EXERCISE AIM: Note each line where "August" appears, and copy it.

(Structured figure records)

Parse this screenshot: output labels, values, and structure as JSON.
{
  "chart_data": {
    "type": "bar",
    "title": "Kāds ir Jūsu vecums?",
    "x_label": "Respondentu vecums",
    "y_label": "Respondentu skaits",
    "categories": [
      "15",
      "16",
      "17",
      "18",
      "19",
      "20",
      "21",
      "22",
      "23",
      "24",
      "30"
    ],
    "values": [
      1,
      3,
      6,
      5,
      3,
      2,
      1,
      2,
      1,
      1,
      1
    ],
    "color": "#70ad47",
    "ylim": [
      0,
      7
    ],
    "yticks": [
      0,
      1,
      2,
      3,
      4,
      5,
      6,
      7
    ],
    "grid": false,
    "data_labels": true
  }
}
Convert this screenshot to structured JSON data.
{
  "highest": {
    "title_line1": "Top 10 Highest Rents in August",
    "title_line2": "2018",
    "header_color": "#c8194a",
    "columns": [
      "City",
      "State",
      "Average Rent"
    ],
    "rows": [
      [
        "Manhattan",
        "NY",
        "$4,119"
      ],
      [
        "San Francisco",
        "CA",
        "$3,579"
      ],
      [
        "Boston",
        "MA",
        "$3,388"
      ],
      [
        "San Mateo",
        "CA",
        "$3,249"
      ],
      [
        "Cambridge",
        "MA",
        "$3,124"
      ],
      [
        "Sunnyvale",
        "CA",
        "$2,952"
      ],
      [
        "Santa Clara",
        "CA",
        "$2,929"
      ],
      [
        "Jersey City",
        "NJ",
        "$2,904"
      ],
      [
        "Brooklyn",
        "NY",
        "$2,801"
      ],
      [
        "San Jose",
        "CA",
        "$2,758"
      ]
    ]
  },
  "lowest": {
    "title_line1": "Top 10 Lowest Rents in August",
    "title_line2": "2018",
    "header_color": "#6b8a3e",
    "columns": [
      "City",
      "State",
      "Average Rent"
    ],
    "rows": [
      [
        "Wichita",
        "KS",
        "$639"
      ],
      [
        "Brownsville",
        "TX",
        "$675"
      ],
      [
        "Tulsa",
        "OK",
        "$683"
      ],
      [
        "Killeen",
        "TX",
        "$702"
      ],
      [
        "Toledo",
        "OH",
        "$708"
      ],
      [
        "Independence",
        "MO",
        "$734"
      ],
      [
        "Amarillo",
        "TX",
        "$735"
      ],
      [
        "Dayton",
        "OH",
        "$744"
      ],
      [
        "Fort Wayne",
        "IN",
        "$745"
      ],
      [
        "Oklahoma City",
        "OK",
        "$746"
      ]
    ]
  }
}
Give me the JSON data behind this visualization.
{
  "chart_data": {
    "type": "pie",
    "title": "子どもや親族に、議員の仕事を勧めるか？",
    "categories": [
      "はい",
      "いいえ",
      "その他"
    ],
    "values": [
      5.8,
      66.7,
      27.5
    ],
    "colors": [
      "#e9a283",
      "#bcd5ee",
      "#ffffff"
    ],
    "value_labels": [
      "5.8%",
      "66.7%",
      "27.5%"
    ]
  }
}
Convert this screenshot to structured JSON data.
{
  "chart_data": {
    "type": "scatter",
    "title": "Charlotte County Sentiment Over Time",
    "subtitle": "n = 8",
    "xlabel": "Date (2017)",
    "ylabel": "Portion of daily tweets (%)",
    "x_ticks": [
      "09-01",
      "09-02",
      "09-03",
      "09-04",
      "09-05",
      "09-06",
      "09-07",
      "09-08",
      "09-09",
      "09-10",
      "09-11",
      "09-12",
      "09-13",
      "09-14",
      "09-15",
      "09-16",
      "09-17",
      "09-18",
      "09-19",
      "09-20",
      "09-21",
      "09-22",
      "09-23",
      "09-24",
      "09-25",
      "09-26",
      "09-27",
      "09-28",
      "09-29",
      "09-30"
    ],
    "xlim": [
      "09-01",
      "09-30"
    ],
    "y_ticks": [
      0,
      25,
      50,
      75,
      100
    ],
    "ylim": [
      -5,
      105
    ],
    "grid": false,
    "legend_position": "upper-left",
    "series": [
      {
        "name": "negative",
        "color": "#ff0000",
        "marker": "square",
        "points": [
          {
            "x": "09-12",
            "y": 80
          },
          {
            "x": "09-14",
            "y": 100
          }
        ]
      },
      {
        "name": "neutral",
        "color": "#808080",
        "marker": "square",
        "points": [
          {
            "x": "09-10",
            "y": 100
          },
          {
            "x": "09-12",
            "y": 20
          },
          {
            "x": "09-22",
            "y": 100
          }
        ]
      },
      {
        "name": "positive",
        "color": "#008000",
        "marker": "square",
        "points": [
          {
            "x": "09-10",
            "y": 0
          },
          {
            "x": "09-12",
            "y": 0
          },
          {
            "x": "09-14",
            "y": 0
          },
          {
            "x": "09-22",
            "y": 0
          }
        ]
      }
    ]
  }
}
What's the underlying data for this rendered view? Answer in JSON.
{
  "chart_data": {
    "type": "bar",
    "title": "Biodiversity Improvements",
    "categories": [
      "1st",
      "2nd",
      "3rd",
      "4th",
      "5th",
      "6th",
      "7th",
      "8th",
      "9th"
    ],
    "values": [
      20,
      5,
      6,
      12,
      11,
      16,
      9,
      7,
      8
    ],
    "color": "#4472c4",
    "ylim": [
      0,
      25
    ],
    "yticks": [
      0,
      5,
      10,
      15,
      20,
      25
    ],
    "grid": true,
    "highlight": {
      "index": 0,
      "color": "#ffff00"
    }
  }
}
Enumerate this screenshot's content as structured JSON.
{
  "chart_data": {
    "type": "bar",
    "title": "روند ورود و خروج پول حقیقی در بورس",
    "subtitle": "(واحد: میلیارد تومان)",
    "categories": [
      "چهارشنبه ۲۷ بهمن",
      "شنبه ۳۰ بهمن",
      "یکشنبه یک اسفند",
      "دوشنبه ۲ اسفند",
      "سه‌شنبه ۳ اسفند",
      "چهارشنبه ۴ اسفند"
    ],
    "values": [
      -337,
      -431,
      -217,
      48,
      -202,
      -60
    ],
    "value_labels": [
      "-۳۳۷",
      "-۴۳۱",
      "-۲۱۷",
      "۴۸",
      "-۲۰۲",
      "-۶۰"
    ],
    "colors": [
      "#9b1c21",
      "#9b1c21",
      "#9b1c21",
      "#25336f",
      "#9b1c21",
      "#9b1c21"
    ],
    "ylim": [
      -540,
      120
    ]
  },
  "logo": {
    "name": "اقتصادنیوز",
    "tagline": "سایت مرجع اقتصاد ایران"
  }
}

CORRECT ANSWER:
    "title_line1": "Top 10 Highest Rents in August",
    "title_line1": "Top 10 Lowest Rents in August",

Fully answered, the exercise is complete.